* **Written exercise**:
Write out each line word for word. Drop pictures.

"""

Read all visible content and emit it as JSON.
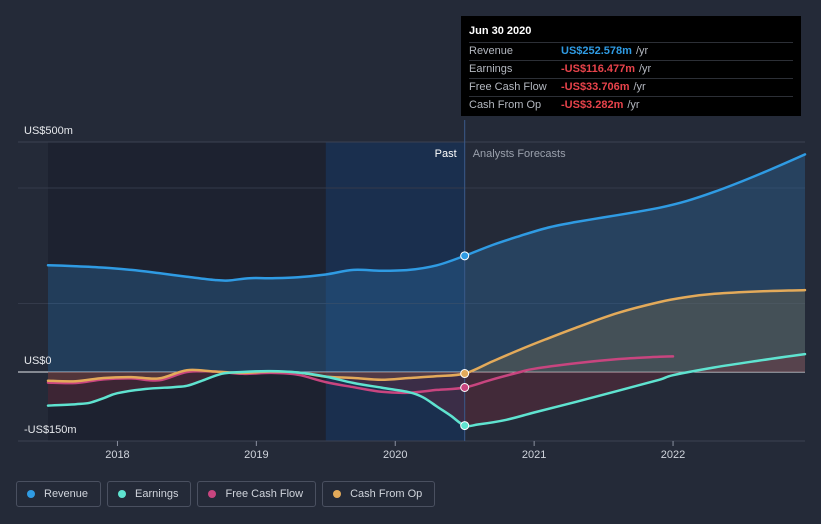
{
  "tooltip": {
    "date": "Jun 30 2020",
    "rows": [
      {
        "label": "Revenue",
        "value": "US$252.578m",
        "unit": "/yr",
        "color": "#2f9be3"
      },
      {
        "label": "Earnings",
        "value": "-US$116.477m",
        "unit": "/yr",
        "color": "#e8434b"
      },
      {
        "label": "Free Cash Flow",
        "value": "-US$33.706m",
        "unit": "/yr",
        "color": "#e8434b"
      },
      {
        "label": "Cash From Op",
        "value": "-US$3.282m",
        "unit": "/yr",
        "color": "#e8434b"
      }
    ]
  },
  "legend": [
    {
      "label": "Revenue",
      "color": "#2f9be3"
    },
    {
      "label": "Earnings",
      "color": "#5fe3d0"
    },
    {
      "label": "Free Cash Flow",
      "color": "#c8457f"
    },
    {
      "label": "Cash From Op",
      "color": "#e3aa5a"
    }
  ],
  "chart_data": {
    "type": "line",
    "y_tick_labels": [
      "US$500m",
      "US$0",
      "-US$150m"
    ],
    "x_tick_labels": [
      "2018",
      "2019",
      "2020",
      "2021",
      "2022"
    ],
    "past_label": "Past",
    "forecast_label": "Analysts Forecasts",
    "ylim": [
      -150,
      500
    ],
    "xlim": [
      2017.5,
      2022.95
    ],
    "past_end": 2020.5,
    "highlight_start": 2019.5,
    "series": [
      {
        "name": "Revenue",
        "color": "#2f9be3",
        "x": [
          2017.5,
          2017.7,
          2017.9,
          2018.1,
          2018.3,
          2018.5,
          2018.7,
          2018.8,
          2018.95,
          2019.1,
          2019.3,
          2019.5,
          2019.7,
          2019.9,
          2020.1,
          2020.3,
          2020.5,
          2020.7,
          2020.9,
          2021.1,
          2021.3,
          2021.5,
          2021.7,
          2021.9,
          2022.1,
          2022.3,
          2022.5,
          2022.7,
          2022.95
        ],
        "y": [
          232,
          230,
          227,
          222,
          215,
          207,
          200,
          199,
          204,
          204,
          206,
          212,
          222,
          220,
          222,
          232,
          252.578,
          276,
          296,
          314,
          326,
          336,
          346,
          357,
          372,
          392,
          415,
          440,
          473
        ]
      },
      {
        "name": "Earnings",
        "color": "#5fe3d0",
        "x": [
          2017.5,
          2017.7,
          2017.8,
          2017.9,
          2018.0,
          2018.2,
          2018.4,
          2018.5,
          2018.6,
          2018.75,
          2018.9,
          2019.1,
          2019.3,
          2019.5,
          2019.7,
          2019.9,
          2020.1,
          2020.2,
          2020.3,
          2020.4,
          2020.5,
          2020.6,
          2020.8,
          2021.0,
          2021.3,
          2021.6,
          2021.9,
          2022.0,
          2022.3,
          2022.6,
          2022.95
        ],
        "y": [
          -73,
          -70,
          -67,
          -57,
          -46,
          -37,
          -33,
          -30,
          -20,
          -4,
          0,
          2,
          -1,
          -10,
          -24,
          -34,
          -44,
          -55,
          -75,
          -95,
          -116.477,
          -114,
          -104,
          -88,
          -65,
          -41,
          -17,
          -7,
          10,
          24,
          39
        ]
      },
      {
        "name": "Free Cash Flow",
        "color": "#c8457f",
        "x": [
          2017.5,
          2017.7,
          2017.9,
          2018.1,
          2018.3,
          2018.5,
          2018.7,
          2018.9,
          2019.1,
          2019.3,
          2019.5,
          2019.7,
          2019.9,
          2020.1,
          2020.3,
          2020.5,
          2020.7,
          2020.9,
          2021.0,
          2021.3,
          2021.6,
          2021.9,
          2022.0
        ],
        "y": [
          -23,
          -24,
          -16,
          -14,
          -18,
          0,
          1,
          -4,
          -2,
          -6,
          -22,
          -33,
          -43,
          -45,
          -39,
          -33.706,
          -16,
          0,
          7,
          19,
          28,
          33,
          34
        ]
      },
      {
        "name": "Cash From Op",
        "color": "#e3aa5a",
        "x": [
          2017.5,
          2017.7,
          2017.9,
          2018.1,
          2018.3,
          2018.5,
          2018.7,
          2018.9,
          2019.1,
          2019.3,
          2019.5,
          2019.7,
          2019.9,
          2020.1,
          2020.3,
          2020.5,
          2020.7,
          2020.9,
          2021.1,
          2021.3,
          2021.6,
          2021.9,
          2022.1,
          2022.3,
          2022.6,
          2022.95
        ],
        "y": [
          -19,
          -20,
          -13,
          -11,
          -14,
          4,
          1,
          -2,
          1,
          -1,
          -10,
          -13,
          -17,
          -13,
          -9,
          -3.282,
          23,
          49,
          73,
          96,
          128,
          152,
          163,
          170,
          175,
          178
        ]
      }
    ],
    "highlight_x": 2020.5
  }
}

"""

* **Solution**:
Read all visible content and emit it as JSON.
{
  "tooltip": {
    "date": "Jun 30 2020",
    "rows": [
      {
        "label": "Revenue",
        "value": "US$252.578m",
        "unit": "/yr",
        "color": "#2f9be3"
      },
      {
        "label": "Earnings",
        "value": "-US$116.477m",
        "unit": "/yr",
        "color": "#e8434b"
      },
      {
        "label": "Free Cash Flow",
        "value": "-US$33.706m",
        "unit": "/yr",
        "color": "#e8434b"
      },
      {
        "label": "Cash From Op",
        "value": "-US$3.282m",
        "unit": "/yr",
        "color": "#e8434b"
      }
    ]
  },
  "legend": [
    {
      "label": "Revenue",
      "color": "#2f9be3"
    },
    {
      "label": "Earnings",
      "color": "#5fe3d0"
    },
    {
      "label": "Free Cash Flow",
      "color": "#c8457f"
    },
    {
      "label": "Cash From Op",
      "color": "#e3aa5a"
    }
  ],
  "chart_data": {
    "type": "line",
    "y_tick_labels": [
      "US$500m",
      "US$0",
      "-US$150m"
    ],
    "x_tick_labels": [
      "2018",
      "2019",
      "2020",
      "2021",
      "2022"
    ],
    "past_label": "Past",
    "forecast_label": "Analysts Forecasts",
    "ylim": [
      -150,
      500
    ],
    "xlim": [
      2017.5,
      2022.95
    ],
    "past_end": 2020.5,
    "highlight_start": 2019.5,
    "series": [
      {
        "name": "Revenue",
        "color": "#2f9be3",
        "x": [
          2017.5,
          2017.7,
          2017.9,
          2018.1,
          2018.3,
          2018.5,
          2018.7,
          2018.8,
          2018.95,
          2019.1,
          2019.3,
          2019.5,
          2019.7,
          2019.9,
          2020.1,
          2020.3,
          2020.5,
          2020.7,
          2020.9,
          2021.1,
          2021.3,
          2021.5,
          2021.7,
          2021.9,
          2022.1,
          2022.3,
          2022.5,
          2022.7,
          2022.95
        ],
        "y": [
          232,
          230,
          227,
          222,
          215,
          207,
          200,
          199,
          204,
          204,
          206,
          212,
          222,
          220,
          222,
          232,
          252.578,
          276,
          296,
          314,
          326,
          336,
          346,
          357,
          372,
          392,
          415,
          440,
          473
        ]
      },
      {
        "name": "Earnings",
        "color": "#5fe3d0",
        "x": [
          2017.5,
          2017.7,
          2017.8,
          2017.9,
          2018.0,
          2018.2,
          2018.4,
          2018.5,
          2018.6,
          2018.75,
          2018.9,
          2019.1,
          2019.3,
          2019.5,
          2019.7,
          2019.9,
          2020.1,
          2020.2,
          2020.3,
          2020.4,
          2020.5,
          2020.6,
          2020.8,
          2021.0,
          2021.3,
          2021.6,
          2021.9,
          2022.0,
          2022.3,
          2022.6,
          2022.95
        ],
        "y": [
          -73,
          -70,
          -67,
          -57,
          -46,
          -37,
          -33,
          -30,
          -20,
          -4,
          0,
          2,
          -1,
          -10,
          -24,
          -34,
          -44,
          -55,
          -75,
          -95,
          -116.477,
          -114,
          -104,
          -88,
          -65,
          -41,
          -17,
          -7,
          10,
          24,
          39
        ]
      },
      {
        "name": "Free Cash Flow",
        "color": "#c8457f",
        "x": [
          2017.5,
          2017.7,
          2017.9,
          2018.1,
          2018.3,
          2018.5,
          2018.7,
          2018.9,
          2019.1,
          2019.3,
          2019.5,
          2019.7,
          2019.9,
          2020.1,
          2020.3,
          2020.5,
          2020.7,
          2020.9,
          2021.0,
          2021.3,
          2021.6,
          2021.9,
          2022.0
        ],
        "y": [
          -23,
          -24,
          -16,
          -14,
          -18,
          0,
          1,
          -4,
          -2,
          -6,
          -22,
          -33,
          -43,
          -45,
          -39,
          -33.706,
          -16,
          0,
          7,
          19,
          28,
          33,
          34
        ]
      },
      {
        "name": "Cash From Op",
        "color": "#e3aa5a",
        "x": [
          2017.5,
          2017.7,
          2017.9,
          2018.1,
          2018.3,
          2018.5,
          2018.7,
          2018.9,
          2019.1,
          2019.3,
          2019.5,
          2019.7,
          2019.9,
          2020.1,
          2020.3,
          2020.5,
          2020.7,
          2020.9,
          2021.1,
          2021.3,
          2021.6,
          2021.9,
          2022.1,
          2022.3,
          2022.6,
          2022.95
        ],
        "y": [
          -19,
          -20,
          -13,
          -11,
          -14,
          4,
          1,
          -2,
          1,
          -1,
          -10,
          -13,
          -17,
          -13,
          -9,
          -3.282,
          23,
          49,
          73,
          96,
          128,
          152,
          163,
          170,
          175,
          178
        ]
      }
    ],
    "highlight_x": 2020.5
  }
}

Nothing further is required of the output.